((

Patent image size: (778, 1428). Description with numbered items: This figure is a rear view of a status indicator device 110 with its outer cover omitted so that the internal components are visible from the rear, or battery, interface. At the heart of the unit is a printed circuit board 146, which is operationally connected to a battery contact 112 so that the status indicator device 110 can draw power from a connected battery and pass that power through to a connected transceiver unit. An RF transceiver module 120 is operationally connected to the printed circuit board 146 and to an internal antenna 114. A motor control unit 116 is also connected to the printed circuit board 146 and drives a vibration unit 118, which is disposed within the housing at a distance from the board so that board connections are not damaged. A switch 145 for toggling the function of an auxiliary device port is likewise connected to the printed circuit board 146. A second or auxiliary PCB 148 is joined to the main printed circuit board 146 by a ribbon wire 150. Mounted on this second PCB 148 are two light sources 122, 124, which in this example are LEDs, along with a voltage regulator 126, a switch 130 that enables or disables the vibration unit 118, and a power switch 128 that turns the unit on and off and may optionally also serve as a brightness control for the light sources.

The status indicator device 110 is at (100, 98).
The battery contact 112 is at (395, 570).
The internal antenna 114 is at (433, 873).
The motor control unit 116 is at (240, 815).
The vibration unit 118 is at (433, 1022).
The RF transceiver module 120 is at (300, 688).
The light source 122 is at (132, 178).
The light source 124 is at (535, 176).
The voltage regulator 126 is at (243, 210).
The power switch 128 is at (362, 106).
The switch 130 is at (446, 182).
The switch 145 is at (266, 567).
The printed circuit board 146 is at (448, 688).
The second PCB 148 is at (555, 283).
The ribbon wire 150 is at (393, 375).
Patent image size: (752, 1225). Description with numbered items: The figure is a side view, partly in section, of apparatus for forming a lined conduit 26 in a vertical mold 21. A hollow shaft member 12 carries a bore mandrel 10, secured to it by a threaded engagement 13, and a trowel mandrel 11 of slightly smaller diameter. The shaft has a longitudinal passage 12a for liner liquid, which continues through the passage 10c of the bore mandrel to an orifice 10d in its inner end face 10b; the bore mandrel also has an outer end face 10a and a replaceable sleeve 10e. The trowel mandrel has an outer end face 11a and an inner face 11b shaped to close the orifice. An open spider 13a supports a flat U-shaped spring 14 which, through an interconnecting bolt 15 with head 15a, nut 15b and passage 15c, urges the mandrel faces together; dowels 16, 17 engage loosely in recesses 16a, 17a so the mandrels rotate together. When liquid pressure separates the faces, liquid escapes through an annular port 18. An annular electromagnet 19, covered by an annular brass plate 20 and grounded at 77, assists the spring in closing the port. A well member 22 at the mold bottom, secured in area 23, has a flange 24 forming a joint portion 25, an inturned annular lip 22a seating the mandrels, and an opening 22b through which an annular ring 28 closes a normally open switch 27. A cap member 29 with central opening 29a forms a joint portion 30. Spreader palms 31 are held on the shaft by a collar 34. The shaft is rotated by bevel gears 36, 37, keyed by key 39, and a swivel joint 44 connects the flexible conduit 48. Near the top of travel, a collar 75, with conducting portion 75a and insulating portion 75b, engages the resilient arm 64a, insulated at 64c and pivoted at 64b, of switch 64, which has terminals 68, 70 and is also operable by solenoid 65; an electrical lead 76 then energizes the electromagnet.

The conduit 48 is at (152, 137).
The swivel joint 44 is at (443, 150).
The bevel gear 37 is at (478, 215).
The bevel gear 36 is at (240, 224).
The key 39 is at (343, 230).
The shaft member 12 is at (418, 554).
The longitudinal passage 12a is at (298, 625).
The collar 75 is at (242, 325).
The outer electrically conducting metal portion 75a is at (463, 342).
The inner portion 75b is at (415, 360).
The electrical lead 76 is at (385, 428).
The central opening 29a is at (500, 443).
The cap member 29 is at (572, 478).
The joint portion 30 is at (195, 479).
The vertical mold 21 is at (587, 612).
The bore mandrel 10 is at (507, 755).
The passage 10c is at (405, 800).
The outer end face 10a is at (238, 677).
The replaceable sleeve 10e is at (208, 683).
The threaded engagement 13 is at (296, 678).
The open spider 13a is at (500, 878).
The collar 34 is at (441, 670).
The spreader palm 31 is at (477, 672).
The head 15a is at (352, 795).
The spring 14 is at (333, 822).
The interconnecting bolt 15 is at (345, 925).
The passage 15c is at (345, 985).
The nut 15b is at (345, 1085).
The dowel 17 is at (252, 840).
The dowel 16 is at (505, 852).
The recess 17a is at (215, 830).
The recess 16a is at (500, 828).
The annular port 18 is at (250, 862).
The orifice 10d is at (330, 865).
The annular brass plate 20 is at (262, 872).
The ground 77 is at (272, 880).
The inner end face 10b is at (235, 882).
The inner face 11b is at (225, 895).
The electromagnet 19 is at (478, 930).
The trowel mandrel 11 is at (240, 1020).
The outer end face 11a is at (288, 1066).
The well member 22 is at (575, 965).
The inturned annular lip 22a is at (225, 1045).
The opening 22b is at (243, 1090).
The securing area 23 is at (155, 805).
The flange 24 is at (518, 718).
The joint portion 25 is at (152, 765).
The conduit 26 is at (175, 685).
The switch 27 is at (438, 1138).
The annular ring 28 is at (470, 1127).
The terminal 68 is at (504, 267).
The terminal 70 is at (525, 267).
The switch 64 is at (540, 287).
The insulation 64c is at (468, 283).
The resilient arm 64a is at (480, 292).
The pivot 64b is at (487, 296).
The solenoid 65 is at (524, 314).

))

AIM →
Reproduce the material word for word, from its first line through the line that contains "The ribbon wire 150 is at (393, 375).".

RESULT OF THE EXERCISE →
Patent image size: (778, 1428). Description with numbered items: This figure is a rear view of a status indicator device 110 with its outer cover omitted so that the internal components are visible from the rear, or battery, interface. At the heart of the unit is a printed circuit board 146, which is operationally connected to a battery contact 112 so that the status indicator device 110 can draw power from a connected battery and pass that power through to a connected transceiver unit. An RF transceiver module 120 is operationally connected to the printed circuit board 146 and to an internal antenna 114. A motor control unit 116 is also connected to the printed circuit board 146 and drives a vibration unit 118, which is disposed within the housing at a distance from the board so that board connections are not damaged. A switch 145 for toggling the function of an auxiliary device port is likewise connected to the printed circuit board 146. A second or auxiliary PCB 148 is joined to the main printed circuit board 146 by a ribbon wire 150. Mounted on this second PCB 148 are two light sources 122, 124, which in this example are LEDs, along with a voltage regulator 126, a switch 130 that enables or disables the vibration unit 118, and a power switch 128 that turns the unit on and off and may optionally also serve as a brightness control for the light sources.

The status indicator device 110 is at (100, 98).
The battery contact 112 is at (395, 570).
The internal antenna 114 is at (433, 873).
The motor control unit 116 is at (240, 815).
The vibration unit 118 is at (433, 1022).
The RF transceiver module 120 is at (300, 688).
The light source 122 is at (132, 178).
The light source 124 is at (535, 176).
The voltage regulator 126 is at (243, 210).
The power switch 128 is at (362, 106).
The switch 130 is at (446, 182).
The switch 145 is at (266, 567).
The printed circuit board 146 is at (448, 688).
The second PCB 148 is at (555, 283).
The ribbon wire 150 is at (393, 375).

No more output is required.